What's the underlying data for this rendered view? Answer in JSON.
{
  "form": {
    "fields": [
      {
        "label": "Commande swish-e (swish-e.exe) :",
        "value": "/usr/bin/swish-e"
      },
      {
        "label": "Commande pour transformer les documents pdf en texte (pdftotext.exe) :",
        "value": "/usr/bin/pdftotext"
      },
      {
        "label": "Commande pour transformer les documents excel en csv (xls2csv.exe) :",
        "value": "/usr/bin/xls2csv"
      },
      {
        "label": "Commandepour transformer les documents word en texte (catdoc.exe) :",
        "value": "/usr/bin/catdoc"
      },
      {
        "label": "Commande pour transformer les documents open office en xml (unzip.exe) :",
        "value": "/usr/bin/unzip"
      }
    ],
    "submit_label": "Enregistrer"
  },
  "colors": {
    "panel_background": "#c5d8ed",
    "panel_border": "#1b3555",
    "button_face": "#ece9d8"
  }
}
= = =
• **What this task involves**
All of the data above should be transcribed exactly.

• **Solution below**
What's the underlying data for this rendered view? Answer in JSON.
{
  "form": {
    "fields": [
      {
        "label": "Commande swish-e (swish-e.exe) :",
        "value": "/usr/bin/swish-e"
      },
      {
        "label": "Commande pour transformer les documents pdf en texte (pdftotext.exe) :",
        "value": "/usr/bin/pdftotext"
      },
      {
        "label": "Commande pour transformer les documents excel en csv (xls2csv.exe) :",
        "value": "/usr/bin/xls2csv"
      },
      {
        "label": "Commandepour transformer les documents word en texte (catdoc.exe) :",
        "value": "/usr/bin/catdoc"
      },
      {
        "label": "Commande pour transformer les documents open office en xml (unzip.exe) :",
        "value": "/usr/bin/unzip"
      }
    ],
    "submit_label": "Enregistrer"
  },
  "colors": {
    "panel_background": "#c5d8ed",
    "panel_border": "#1b3555",
    "button_face": "#ece9d8"
  }
}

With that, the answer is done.